[Source records]

------------------------

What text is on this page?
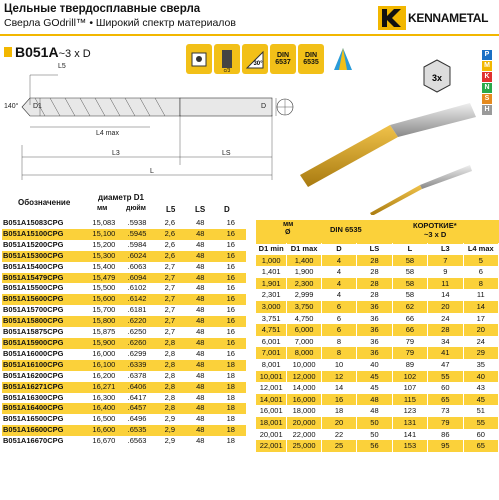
Цельные твердосплавные сверла
Сверла GOdrill™ • Широкий спектр материалов	KENNAMETAL
B051A~3 x D
c/3
30°
DIN 6537
DIN 6535
3x
P
M
K
N
S
H
L5
140° D1
L4 max
L3	LS
L
D
Обозначение
диаметр D1
мм	дюйм	L5 LS D
B051A15083CPG	15,083	.5938	2,6	48	16
B051A15100CPG	15,100	.5945	2,6	48	16
B051A15200CPG	15,200	.5984	2,6	48	16
B051A15300CPG	15,300	.6024	2,6	48	16
B051A15400CPG	15,400	.6063	2,7	48	16
B051A15479CPG	15,479	.6094	2,7	48	16
B051A15500CPG	15,500	.6102	2,7	48	16
B051A15600CPG	15,600	.6142	2,7	48	16
B051A15700CPG	15,700	.6181	2,7	48	16
B051A15800CPG	15,800	.6220	2,7	48	16
B051A15875CPG	15,875	.6250	2,7	48	16
B051A15900CPG	15,900	.6260	2,8	48	16
B051A16000CPG	16,000	.6299	2,8	48	16
B051A16100CPG	16,100	.6339	2,8	48	18
B051A16200CPG	16,200	.6378	2,8	48	18
B051A16271CPG	16,271	.6406	2,8	48	18
B051A16300CPG	16,300	.6417	2,8	48	18
B051A16400CPG	16,400	.6457	2,8	48	18
B051A16500CPG	16,500	.6496	2,9	48	18
B051A16600CPG	16,600	.6535	2,9	48	18
B051A16670CPG	16,670	.6563	2,9	48	18
мм
Ø	DIN 6535	КОРОТКИЕ*
~3 x D
D1 min	D1 max	D	LS	L	L3	L4 max
1,000	1,400	4	28	58	7	5
1,401	1,900	4	28	58	9	6
1,901	2,300	4	28	58	11	8
2,301	2,999	4	28	58	14	11
3,000	3,750	6	36	62	20	14
3,751	4,750	6	36	66	24	17
4,751	6,000	6	36	66	28	20
6,001	7,000	8	36	79	34	24
7,001	8,000	8	36	79	41	29
8,001	10,000	10	40	89	47	35
10,001	12,000	12	45	102	55	40
12,001	14,000	14	45	107	60	43
14,001	16,000	16	48	115	65	45
16,001	18,000	18	48	123	73	51
18,001	20,000	20	50	131	79	55
20,001	22,000	22	50	141	86	60
22,001	25,000	25	56	153	95	65
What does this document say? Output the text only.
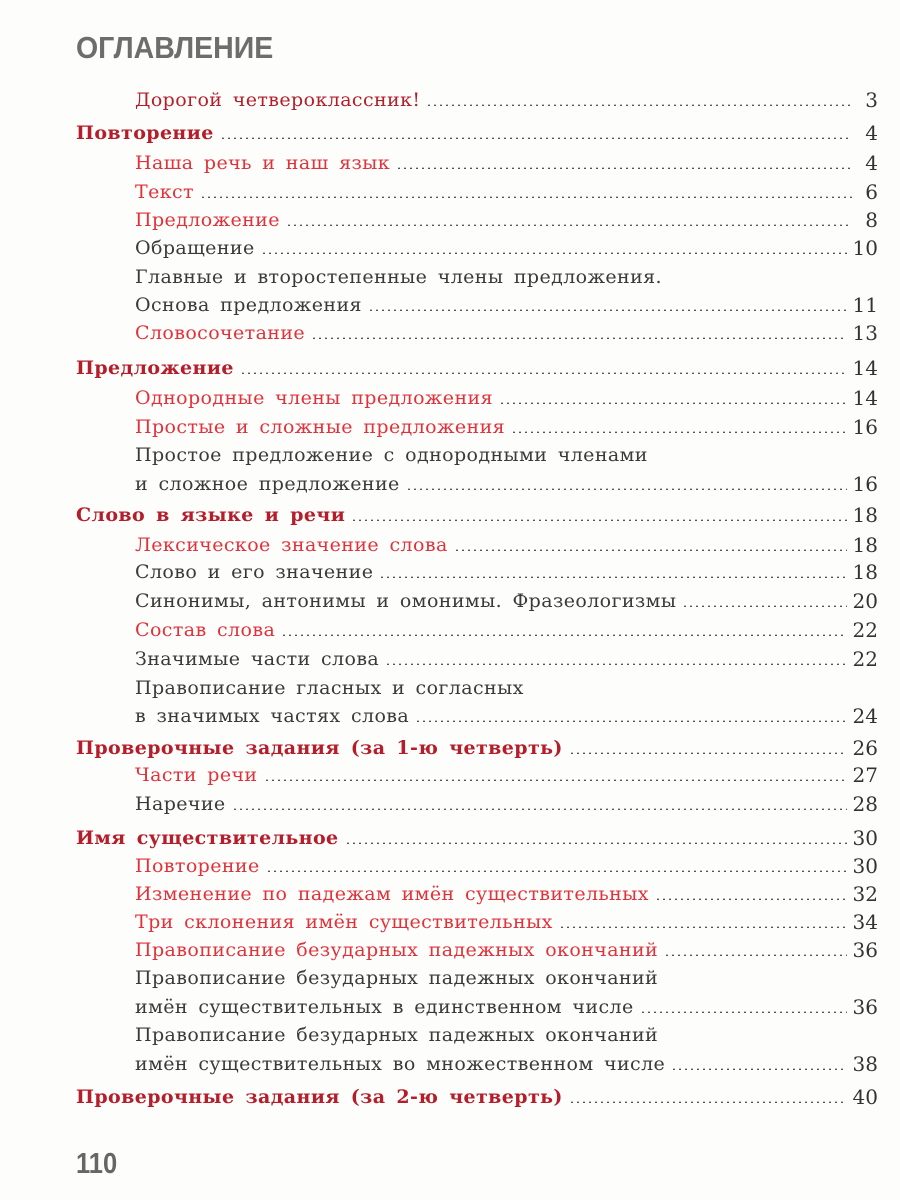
ОГЛАВЛЕНИЕ
Дорогой четвероклассник!	3
Повторение	4
Наша речь и наш язык	4
Текст	6
Предложение	8
Обращение	10
Главные и второстепенные члены предложения.
Основа предложения	11
Словосочетание	13
Предложение	14
Однородные члены предложения	14
Простые и сложные предложения	16
Простое предложение с однородными членами
и сложное предложение	16
Слово в языке и речи	18
Лексическое значение слова	18
Слово и его значение	18
Синонимы, антонимы и омонимы. Фразеологизмы	20
Состав слова	22
Значимые части слова	22
Правописание гласных и согласных
в значимых частях слова	24
Проверочные задания (за 1-ю четверть)	26
Части речи	27
Наречие	28
Имя существительное	30
Повторение	30
Изменение по падежам имён существительных	32
Три склонения имён существительных	34
Правописание безударных падежных окончаний	36
Правописание безударных падежных окончаний
имён существительных в единственном числе	36
Правописание безударных падежных окончаний
имён существительных во множественном числе	38
Проверочные задания (за 2-ю четверть)	40
110
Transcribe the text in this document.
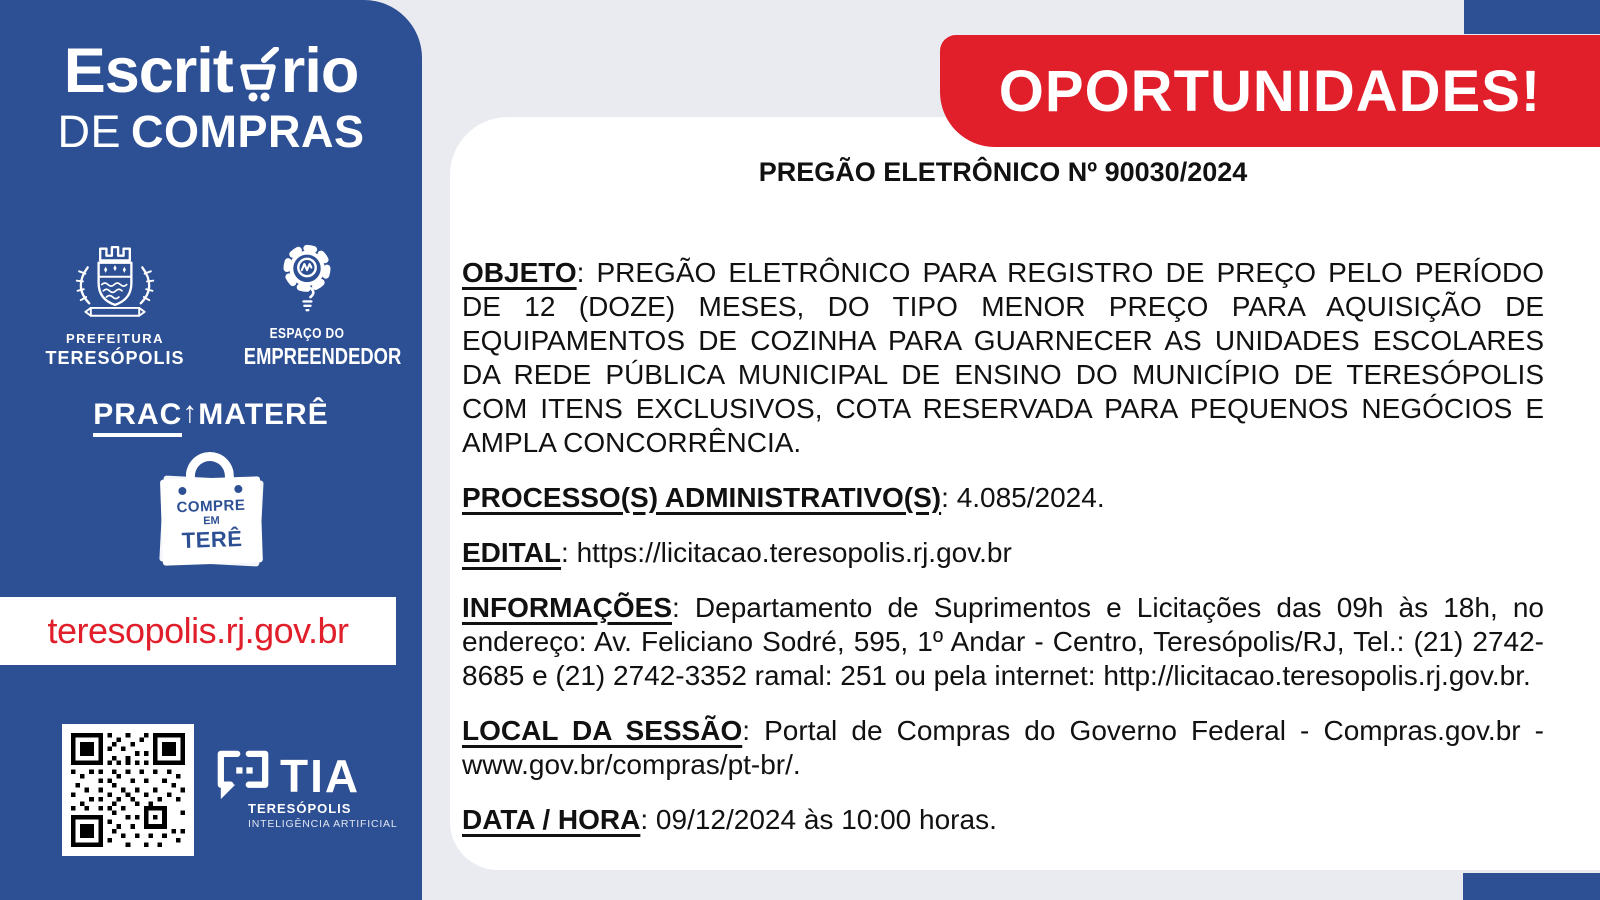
OPORTUNIDADES!
PREGÃO ELETRÔNICO Nº 90030/2024

OBJETO: PREGÃO ELETRÔNICO PARA REGISTRO DE PREÇO PELO PERÍODO DE 12 (DOZE) MESES, DO TIPO MENOR PREÇO PARA AQUISIÇÃO DE EQUIPAMENTOS DE COZINHA PARA GUARNECER AS UNIDADES ESCOLARES DA REDE PÚBLICA MUNICIPAL DE ENSINO DO MUNICÍPIO DE TERESÓPOLIS COM ITENS EXCLUSIVOS, COTA RESERVADA PARA PEQUENOS NEGÓCIOS E AMPLA CONCORRÊNCIA.

PROCESSO(S) ADMINISTRATIVO(S): 4.085/2024.

EDITAL: https://licitacao.teresopolis.rj.gov.br

INFORMAÇÕES: Departamento de Suprimentos e Licitações das 09h às 18h, no endereço: Av. Feliciano Sodré, 595, 1º Andar - Centro, Teresópolis/RJ, Tel.: (21) 2742-8685 e (21) 2742-3352 ramal: 251 ou pela internet: http://licitacao.teresopolis.rj.gov.br.

LOCAL DA SESSÃO: Portal de Compras do Governo Federal - Compras.gov.br - www.gov.br/compras/pt-br/.

DATA / HORA: 09/12/2024 às 10:00 horas.

Escrit rio
DE COMPRAS
PREFEITURA
TERESÓPOLIS
ESPAÇO DO
EMPREENDEDOR
PRAC↑MATERÊ
COMPRE
EM
TERÊ
teresopolis.rj.gov.br
TIA
TERESÓPOLIS
INTELIGÊNCIA ARTIFICIAL
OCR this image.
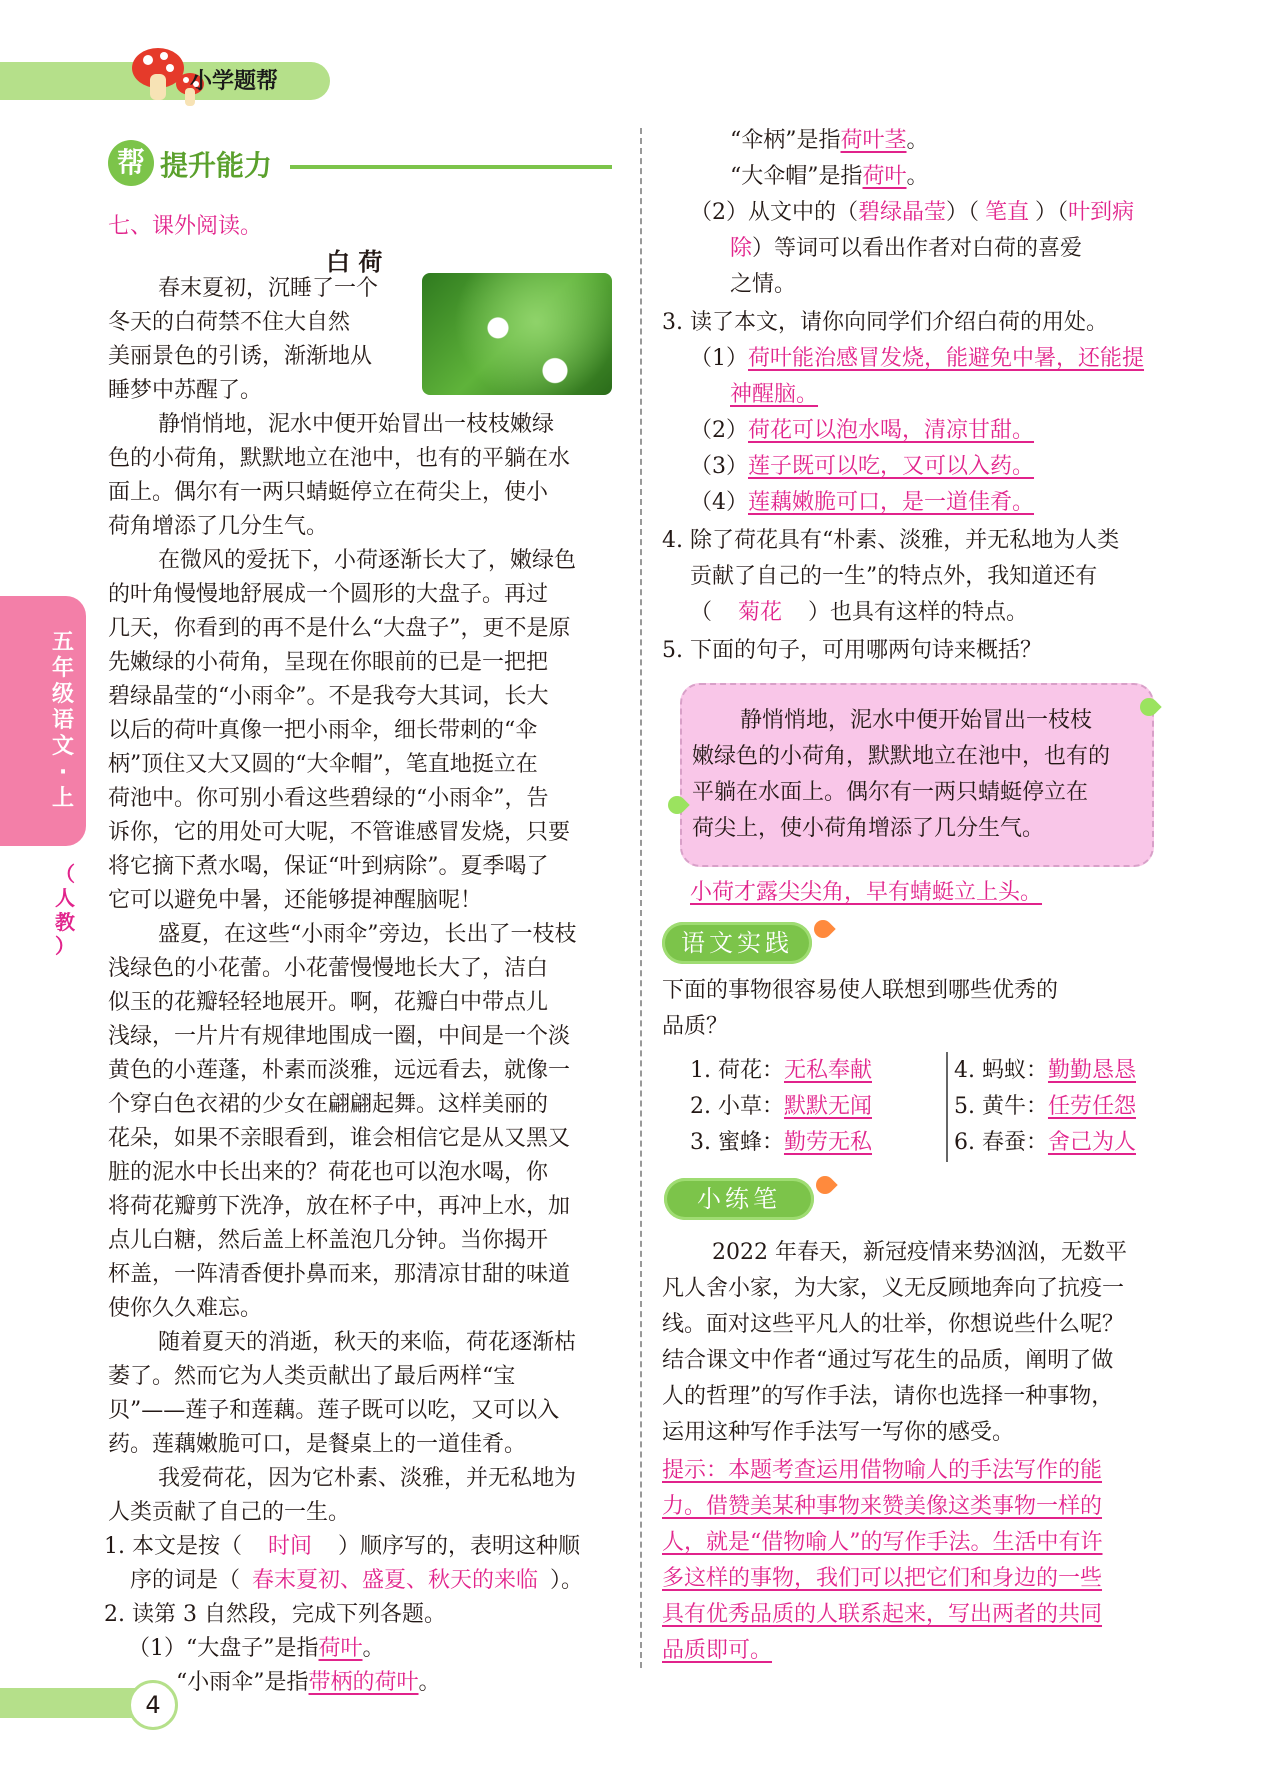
小学题帮
帮 提升能力
五
年
级
语
文
·
上
（
人
教
）
七、课外阅读。
白 荷
春末夏初，沉睡了一个
冬天的白荷禁不住大自然
美丽景色的引诱，渐渐地从
睡梦中苏醒了。
静悄悄地，泥水中便开始冒出一枝枝嫩绿
色的小荷角，默默地立在池中，也有的平躺在水
面上。偶尔有一两只蜻蜓停立在荷尖上，使小
荷角增添了几分生气。
在微风的爱抚下，小荷逐渐长大了，嫩绿色
的叶角慢慢地舒展成一个圆形的大盘子。再过
几天，你看到的再不是什么“大盘子”，更不是原
先嫩绿的小荷角，呈现在你眼前的已是一把把
碧绿晶莹的“小雨伞”。不是我夸大其词，长大
以后的荷叶真像一把小雨伞，细长带刺的“伞
柄”顶住又大又圆的“大伞帽”，笔直地挺立在
荷池中。你可别小看这些碧绿的“小雨伞”，告
诉你，它的用处可大呢，不管谁感冒发烧，只要
将它摘下煮水喝，保证“叶到病除”。夏季喝了
它可以避免中暑，还能够提神醒脑呢！
盛夏，在这些“小雨伞”旁边，长出了一枝枝
浅绿色的小花蕾。小花蕾慢慢地长大了，洁白
似玉的花瓣轻轻地展开。啊，花瓣白中带点儿
浅绿，一片片有规律地围成一圈，中间是一个淡
黄色的小莲蓬，朴素而淡雅，远远看去，就像一
个穿白色衣裙的少女在翩翩起舞。这样美丽的
花朵，如果不亲眼看到，谁会相信它是从又黑又
脏的泥水中长出来的？荷花也可以泡水喝，你
将荷花瓣剪下洗净，放在杯子中，再冲上水，加
点儿白糖，然后盖上杯盖泡几分钟。当你揭开
杯盖，一阵清香便扑鼻而来，那清凉甘甜的味道
使你久久难忘。
随着夏天的消逝，秋天的来临，荷花逐渐枯
萎了。然而它为人类贡献出了最后两样“宝
贝”——莲子和莲藕。莲子既可以吃，又可以入
药。莲藕嫩脆可口，是餐桌上的一道佳肴。
我爱荷花，因为它朴素、淡雅，并无私地为
人类贡献了自己的一生。
1. 本文是按（ 时间 ）顺序写的，表明这种顺
序的词是（ 春末夏初、盛夏、秋天的来临 ）。
2. 读第 3 自然段，完成下列各题。
（1）“大盘子”是指荷叶。
“小雨伞”是指带柄的荷叶。
“伞柄”是指荷叶茎。
“大伞帽”是指荷叶。
（2）从文中的（碧绿晶莹）（ 笔直 ）（叶到病
除）等词可以看出作者对白荷的喜爱
之情。
3. 读了本文，请你向同学们介绍白荷的用处。
（1）荷叶能治感冒发烧，能避免中暑，还能提
神醒脑。
（2）荷花可以泡水喝，清凉甘甜。
（3）莲子既可以吃，又可以入药。
（4）莲藕嫩脆可口，是一道佳肴。
4. 除了荷花具有“朴素、淡雅，并无私地为人类
贡献了自己的一生”的特点外，我知道还有
（ 菊花 ）也具有这样的特点。
5. 下面的句子，可用哪两句诗来概括？
静悄悄地，泥水中便开始冒出一枝枝
嫩绿色的小荷角，默默地立在池中，也有的
平躺在水面上。偶尔有一两只蜻蜓停立在
荷尖上，使小荷角增添了几分生气。
小荷才露尖尖角，早有蜻蜓立上头。
语文实践
下面的事物很容易使人联想到哪些优秀的
品质？
1. 荷花：无私奉献
2. 小草：默默无闻
3. 蜜蜂：勤劳无私
4. 蚂蚁：勤勤恳恳
5. 黄牛：任劳任怨
6. 春蚕：舍己为人
小练笔
2022 年春天，新冠疫情来势汹汹，无数平
凡人舍小家，为大家，义无反顾地奔向了抗疫一
线。面对这些平凡人的壮举，你想说些什么呢？
结合课文中作者“通过写花生的品质，阐明了做
人的哲理”的写作手法，请你也选择一种事物，
运用这种写作手法写一写你的感受。
提示：本题考查运用借物喻人的手法写作的能
力。借赞美某种事物来赞美像这类事物一样的
人，就是“借物喻人”的写作手法。生活中有许
多这样的事物，我们可以把它们和身边的一些
具有优秀品质的人联系起来，写出两者的共同
品质即可。
4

------------------------

*What you have to do*. Extract every line containing the string "числе" from the material.

*Response to the exercise*.
имён существительных в единственном числе	36
имён существительных во множественном числе	38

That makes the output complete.